**Exercise brief**
Check each line of the material below, and copy it if it holds the string "angle".

**Rows**
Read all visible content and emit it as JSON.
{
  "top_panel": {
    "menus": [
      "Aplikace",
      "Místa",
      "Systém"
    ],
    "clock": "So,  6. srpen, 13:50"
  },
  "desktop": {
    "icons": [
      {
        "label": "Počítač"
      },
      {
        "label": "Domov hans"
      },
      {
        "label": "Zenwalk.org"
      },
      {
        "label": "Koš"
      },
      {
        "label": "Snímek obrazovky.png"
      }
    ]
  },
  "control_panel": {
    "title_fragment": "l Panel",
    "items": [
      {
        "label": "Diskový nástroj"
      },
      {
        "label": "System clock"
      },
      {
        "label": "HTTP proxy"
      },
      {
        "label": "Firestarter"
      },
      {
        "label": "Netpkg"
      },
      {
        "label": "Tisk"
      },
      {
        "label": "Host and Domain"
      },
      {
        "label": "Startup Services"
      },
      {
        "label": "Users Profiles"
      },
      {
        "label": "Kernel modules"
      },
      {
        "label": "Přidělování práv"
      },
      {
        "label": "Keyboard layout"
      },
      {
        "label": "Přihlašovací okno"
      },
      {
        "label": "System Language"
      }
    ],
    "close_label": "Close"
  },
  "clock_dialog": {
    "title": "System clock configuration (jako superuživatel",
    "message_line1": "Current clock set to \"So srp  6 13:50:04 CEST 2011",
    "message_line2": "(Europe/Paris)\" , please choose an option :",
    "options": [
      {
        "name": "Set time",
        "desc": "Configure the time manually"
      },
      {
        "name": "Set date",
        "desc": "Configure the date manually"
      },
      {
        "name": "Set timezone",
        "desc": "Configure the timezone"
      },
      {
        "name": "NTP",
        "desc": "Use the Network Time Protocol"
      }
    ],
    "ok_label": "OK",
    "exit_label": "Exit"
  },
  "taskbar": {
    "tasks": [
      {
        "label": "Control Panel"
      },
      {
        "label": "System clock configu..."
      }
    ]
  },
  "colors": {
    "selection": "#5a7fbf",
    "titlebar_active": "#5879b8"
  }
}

...

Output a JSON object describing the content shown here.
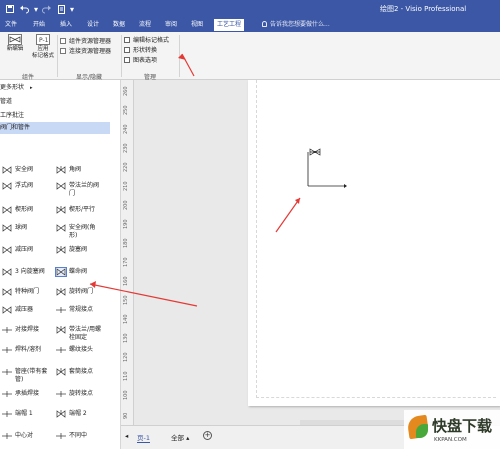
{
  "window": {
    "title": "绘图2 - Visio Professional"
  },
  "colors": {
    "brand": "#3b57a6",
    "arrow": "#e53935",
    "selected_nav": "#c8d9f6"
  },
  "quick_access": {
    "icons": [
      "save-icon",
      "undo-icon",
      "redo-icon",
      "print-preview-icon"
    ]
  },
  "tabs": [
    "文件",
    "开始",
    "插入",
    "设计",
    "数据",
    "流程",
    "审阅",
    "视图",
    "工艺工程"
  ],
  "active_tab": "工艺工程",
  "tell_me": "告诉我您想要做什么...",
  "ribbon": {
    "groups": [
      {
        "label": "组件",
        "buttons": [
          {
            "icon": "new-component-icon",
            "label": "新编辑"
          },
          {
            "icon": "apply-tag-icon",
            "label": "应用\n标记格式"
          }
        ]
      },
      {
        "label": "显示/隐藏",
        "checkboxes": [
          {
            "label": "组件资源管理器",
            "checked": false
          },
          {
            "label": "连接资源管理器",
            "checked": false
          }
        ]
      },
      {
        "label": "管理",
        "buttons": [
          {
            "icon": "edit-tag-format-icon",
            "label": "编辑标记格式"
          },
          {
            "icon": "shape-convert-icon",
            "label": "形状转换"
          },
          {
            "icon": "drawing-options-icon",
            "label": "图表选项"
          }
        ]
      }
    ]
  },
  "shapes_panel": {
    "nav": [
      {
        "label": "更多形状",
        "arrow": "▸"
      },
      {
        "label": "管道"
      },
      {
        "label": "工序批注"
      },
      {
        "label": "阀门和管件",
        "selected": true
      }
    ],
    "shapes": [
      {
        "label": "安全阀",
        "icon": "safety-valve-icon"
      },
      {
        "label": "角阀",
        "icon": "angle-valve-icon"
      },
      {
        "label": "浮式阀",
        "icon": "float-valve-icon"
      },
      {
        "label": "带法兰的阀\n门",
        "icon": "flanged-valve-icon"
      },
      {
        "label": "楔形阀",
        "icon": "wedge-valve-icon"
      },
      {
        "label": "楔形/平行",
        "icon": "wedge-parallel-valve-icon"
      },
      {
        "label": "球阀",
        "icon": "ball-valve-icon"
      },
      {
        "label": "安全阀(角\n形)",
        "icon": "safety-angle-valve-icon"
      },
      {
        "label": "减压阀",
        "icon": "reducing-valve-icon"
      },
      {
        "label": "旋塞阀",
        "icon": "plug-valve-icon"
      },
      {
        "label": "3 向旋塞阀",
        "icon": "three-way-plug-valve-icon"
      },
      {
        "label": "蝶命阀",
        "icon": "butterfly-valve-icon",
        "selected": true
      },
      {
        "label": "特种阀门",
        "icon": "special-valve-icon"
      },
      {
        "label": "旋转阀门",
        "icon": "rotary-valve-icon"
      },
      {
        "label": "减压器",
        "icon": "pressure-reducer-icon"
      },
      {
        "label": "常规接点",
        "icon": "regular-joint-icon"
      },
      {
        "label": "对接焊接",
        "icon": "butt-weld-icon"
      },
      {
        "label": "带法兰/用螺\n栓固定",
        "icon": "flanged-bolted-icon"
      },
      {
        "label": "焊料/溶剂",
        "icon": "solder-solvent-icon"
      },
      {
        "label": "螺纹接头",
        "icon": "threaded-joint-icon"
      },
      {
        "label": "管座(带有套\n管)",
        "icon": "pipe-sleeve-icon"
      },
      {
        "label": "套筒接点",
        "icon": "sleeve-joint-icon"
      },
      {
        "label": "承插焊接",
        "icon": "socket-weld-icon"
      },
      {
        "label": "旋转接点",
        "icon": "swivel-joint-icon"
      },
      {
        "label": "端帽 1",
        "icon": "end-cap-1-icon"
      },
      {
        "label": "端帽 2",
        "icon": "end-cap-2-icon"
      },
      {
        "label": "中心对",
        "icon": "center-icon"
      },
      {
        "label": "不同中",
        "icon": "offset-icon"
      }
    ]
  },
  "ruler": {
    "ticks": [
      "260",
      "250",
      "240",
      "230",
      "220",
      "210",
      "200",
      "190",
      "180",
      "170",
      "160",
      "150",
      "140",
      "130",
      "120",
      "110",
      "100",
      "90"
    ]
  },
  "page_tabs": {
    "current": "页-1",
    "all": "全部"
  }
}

**Task output**
        "icon": "angle-valve-icon"
        "icon": "safety-angle-valve-icon"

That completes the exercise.